● SHORT PROBLEM:
Copy out each line below that has the word "values" in it.

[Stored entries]
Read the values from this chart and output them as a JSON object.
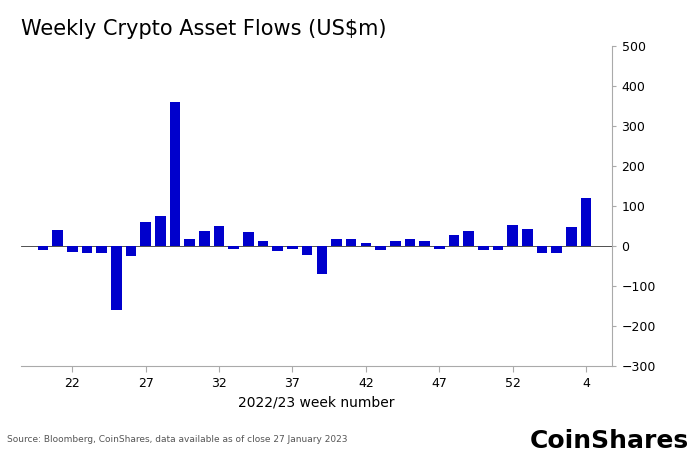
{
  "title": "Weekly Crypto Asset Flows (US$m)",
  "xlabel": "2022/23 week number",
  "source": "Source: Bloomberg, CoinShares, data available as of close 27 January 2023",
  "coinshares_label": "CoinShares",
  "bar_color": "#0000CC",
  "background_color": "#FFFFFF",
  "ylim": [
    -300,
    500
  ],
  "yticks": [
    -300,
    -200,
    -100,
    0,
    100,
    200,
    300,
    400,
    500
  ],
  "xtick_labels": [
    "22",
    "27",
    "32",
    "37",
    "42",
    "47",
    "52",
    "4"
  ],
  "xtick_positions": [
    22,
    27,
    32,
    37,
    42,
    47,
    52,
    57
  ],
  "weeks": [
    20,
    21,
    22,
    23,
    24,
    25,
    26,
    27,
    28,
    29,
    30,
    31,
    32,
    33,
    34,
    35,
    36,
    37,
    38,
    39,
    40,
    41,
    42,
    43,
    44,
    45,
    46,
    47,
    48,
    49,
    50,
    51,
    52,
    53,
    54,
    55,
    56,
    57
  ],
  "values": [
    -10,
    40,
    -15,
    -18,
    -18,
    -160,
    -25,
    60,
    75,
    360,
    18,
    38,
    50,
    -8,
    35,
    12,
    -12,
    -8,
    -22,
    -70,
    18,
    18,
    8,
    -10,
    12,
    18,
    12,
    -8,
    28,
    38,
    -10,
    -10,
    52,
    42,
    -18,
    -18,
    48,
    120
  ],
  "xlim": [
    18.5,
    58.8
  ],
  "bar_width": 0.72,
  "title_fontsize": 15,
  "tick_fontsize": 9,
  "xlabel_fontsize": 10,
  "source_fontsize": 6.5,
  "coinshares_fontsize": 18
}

● THE ANSWER:
Read the values from this chart and output them as a JSON object.
  "values": [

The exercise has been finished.